Stored data entries
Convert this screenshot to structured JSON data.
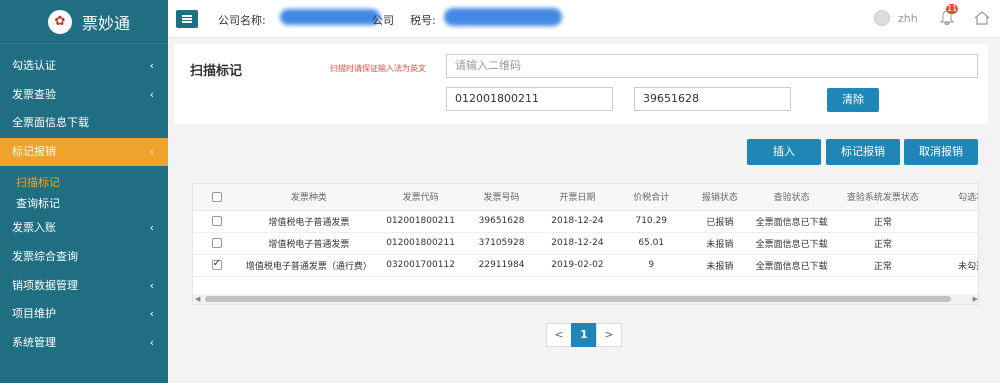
{
  "app": {
    "title": "票妙通",
    "logo_glyph": "✿"
  },
  "sidebar": {
    "items": [
      {
        "label": "勾选认证",
        "chev": "‹"
      },
      {
        "label": "发票查验",
        "chev": "‹"
      },
      {
        "label": "全票面信息下载",
        "chev": ""
      },
      {
        "label": "标记报销",
        "chev": "‹"
      },
      {
        "label": "扫描标记"
      },
      {
        "label": "查询标记"
      },
      {
        "label": "发票入账",
        "chev": "‹"
      },
      {
        "label": "发票综合查询",
        "chev": ""
      },
      {
        "label": "销项数据管理",
        "chev": "‹"
      },
      {
        "label": "项目维护",
        "chev": "‹"
      },
      {
        "label": "系统管理",
        "chev": "‹"
      }
    ]
  },
  "header": {
    "company_label": "公司名称:",
    "company_value_suffix": "公司",
    "tax_label": "税号:",
    "username": "zhh",
    "notification_count": "11"
  },
  "scan": {
    "title": "扫描标记",
    "hint": "扫描时请保证输入法为英文",
    "qr_placeholder": "请输入二维码",
    "invoice_code": "012001800211",
    "invoice_number": "39651628",
    "clear_label": "清除"
  },
  "actions": {
    "insert": "插入",
    "mark": "标记报销",
    "cancel": "取消报销"
  },
  "table": {
    "headers": [
      "发票种类",
      "发票代码",
      "发票号码",
      "开票日期",
      "价税合计",
      "报销状态",
      "查验状态",
      "查验系统发票状态",
      "勾选状"
    ],
    "rows": [
      {
        "checked": false,
        "type": "增值税电子普通发票",
        "code": "012001800211",
        "number": "39651628",
        "date": "2018-12-24",
        "total": "710.29",
        "reimb": "已报销",
        "verify": "全票面信息已下载",
        "sys_status": "正常",
        "check": ""
      },
      {
        "checked": false,
        "type": "增值税电子普通发票",
        "code": "012001800211",
        "number": "37105928",
        "date": "2018-12-24",
        "total": "65.01",
        "reimb": "未报销",
        "verify": "全票面信息已下载",
        "sys_status": "正常",
        "check": ""
      },
      {
        "checked": true,
        "type": "增值税电子普通发票（通行费）",
        "code": "032001700112",
        "number": "22911984",
        "date": "2019-02-02",
        "total": "9",
        "reimb": "未报销",
        "verify": "全票面信息已下载",
        "sys_status": "正常",
        "check": "未勾选"
      }
    ]
  },
  "pagination": {
    "prev": "<",
    "current": "1",
    "next": ">"
  },
  "colors": {
    "sidebar": "#1f6e82",
    "accent": "#f0a32c",
    "primary": "#1f86b8"
  }
}
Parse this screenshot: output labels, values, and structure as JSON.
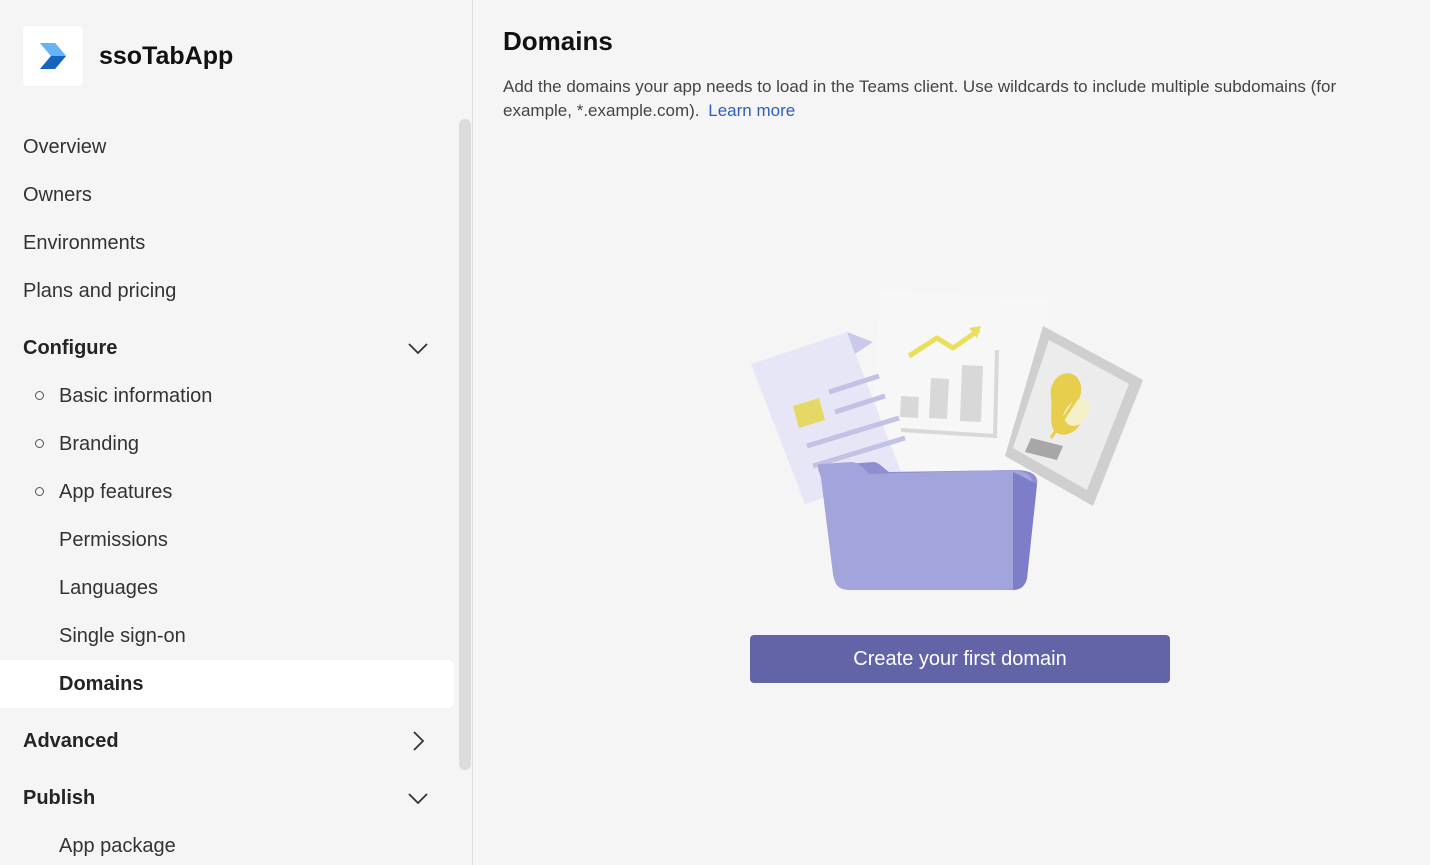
{
  "app": {
    "name": "ssoTabApp",
    "logo_icon": "teams-toolkit-logo-icon"
  },
  "sidebar": {
    "items": [
      {
        "label": "Overview"
      },
      {
        "label": "Owners"
      },
      {
        "label": "Environments"
      },
      {
        "label": "Plans and pricing"
      }
    ],
    "configure": {
      "label": "Configure",
      "expanded": true,
      "items": [
        {
          "label": "Basic information"
        },
        {
          "label": "Branding"
        },
        {
          "label": "App features"
        },
        {
          "label": "Permissions"
        },
        {
          "label": "Languages"
        },
        {
          "label": "Single sign-on"
        },
        {
          "label": "Domains",
          "selected": true
        }
      ]
    },
    "advanced": {
      "label": "Advanced",
      "expanded": false
    },
    "publish": {
      "label": "Publish",
      "expanded": true,
      "items": [
        {
          "label": "App package"
        }
      ]
    }
  },
  "main": {
    "title": "Domains",
    "description": "Add the domains your app needs to load in the Teams client. Use wildcards to include multiple subdomains (for example, *.example.com).",
    "learn_more": "Learn more",
    "create_button": "Create your first domain"
  },
  "colors": {
    "accent": "#6264a7",
    "link": "#2d5fbd",
    "background": "#f5f5f5",
    "selected_background": "#ffffff"
  }
}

GOAL OF THE EXERCISE> Leave the pictures out, and transcribe each of the records exactly.

SOLUTION TO THE PROBLEM>
Convert this screenshot to structured JSON data.
{
  "app": {
    "title": "票妙通",
    "logo_glyph": "✿"
  },
  "sidebar": {
    "items": [
      {
        "label": "勾选认证",
        "chev": "‹"
      },
      {
        "label": "发票查验",
        "chev": "‹"
      },
      {
        "label": "全票面信息下载",
        "chev": ""
      },
      {
        "label": "标记报销",
        "chev": "‹"
      },
      {
        "label": "扫描标记"
      },
      {
        "label": "查询标记"
      },
      {
        "label": "发票入账",
        "chev": "‹"
      },
      {
        "label": "发票综合查询",
        "chev": ""
      },
      {
        "label": "销项数据管理",
        "chev": "‹"
      },
      {
        "label": "项目维护",
        "chev": "‹"
      },
      {
        "label": "系统管理",
        "chev": "‹"
      }
    ]
  },
  "header": {
    "company_label": "公司名称:",
    "company_value_suffix": "公司",
    "tax_label": "税号:",
    "username": "zhh",
    "notification_count": "11"
  },
  "scan": {
    "title": "扫描标记",
    "hint": "扫描时请保证输入法为英文",
    "qr_placeholder": "请输入二维码",
    "invoice_code": "012001800211",
    "invoice_number": "39651628",
    "clear_label": "清除"
  },
  "actions": {
    "insert": "插入",
    "mark": "标记报销",
    "cancel": "取消报销"
  },
  "table": {
    "headers": [
      "发票种类",
      "发票代码",
      "发票号码",
      "开票日期",
      "价税合计",
      "报销状态",
      "查验状态",
      "查验系统发票状态",
      "勾选状"
    ],
    "rows": [
      {
        "checked": false,
        "type": "增值税电子普通发票",
        "code": "012001800211",
        "number": "39651628",
        "date": "2018-12-24",
        "total": "710.29",
        "reimb": "已报销",
        "verify": "全票面信息已下载",
        "sys_status": "正常",
        "check": ""
      },
      {
        "checked": false,
        "type": "增值税电子普通发票",
        "code": "012001800211",
        "number": "37105928",
        "date": "2018-12-24",
        "total": "65.01",
        "reimb": "未报销",
        "verify": "全票面信息已下载",
        "sys_status": "正常",
        "check": ""
      },
      {
        "checked": true,
        "type": "增值税电子普通发票（通行费）",
        "code": "032001700112",
        "number": "22911984",
        "date": "2019-02-02",
        "total": "9",
        "reimb": "未报销",
        "verify": "全票面信息已下载",
        "sys_status": "正常",
        "check": "未勾选"
      }
    ]
  },
  "pagination": {
    "prev": "<",
    "current": "1",
    "next": ">"
  },
  "colors": {
    "sidebar": "#1f6e82",
    "accent": "#f0a32c",
    "primary": "#1f86b8"
  }
}
Parse this screenshot: output labels, values, and structure as JSON.
{
  "app": {
    "name": "ssoTabApp",
    "logo_icon": "teams-toolkit-logo-icon"
  },
  "sidebar": {
    "items": [
      {
        "label": "Overview"
      },
      {
        "label": "Owners"
      },
      {
        "label": "Environments"
      },
      {
        "label": "Plans and pricing"
      }
    ],
    "configure": {
      "label": "Configure",
      "expanded": true,
      "items": [
        {
          "label": "Basic information"
        },
        {
          "label": "Branding"
        },
        {
          "label": "App features"
        },
        {
          "label": "Permissions"
        },
        {
          "label": "Languages"
        },
        {
          "label": "Single sign-on"
        },
        {
          "label": "Domains",
          "selected": true
        }
      ]
    },
    "advanced": {
      "label": "Advanced",
      "expanded": false
    },
    "publish": {
      "label": "Publish",
      "expanded": true,
      "items": [
        {
          "label": "App package"
        }
      ]
    }
  },
  "main": {
    "title": "Domains",
    "description": "Add the domains your app needs to load in the Teams client. Use wildcards to include multiple subdomains (for example, *.example.com).",
    "learn_more": "Learn more",
    "create_button": "Create your first domain"
  },
  "colors": {
    "accent": "#6264a7",
    "link": "#2d5fbd",
    "background": "#f5f5f5",
    "selected_background": "#ffffff"
  }
}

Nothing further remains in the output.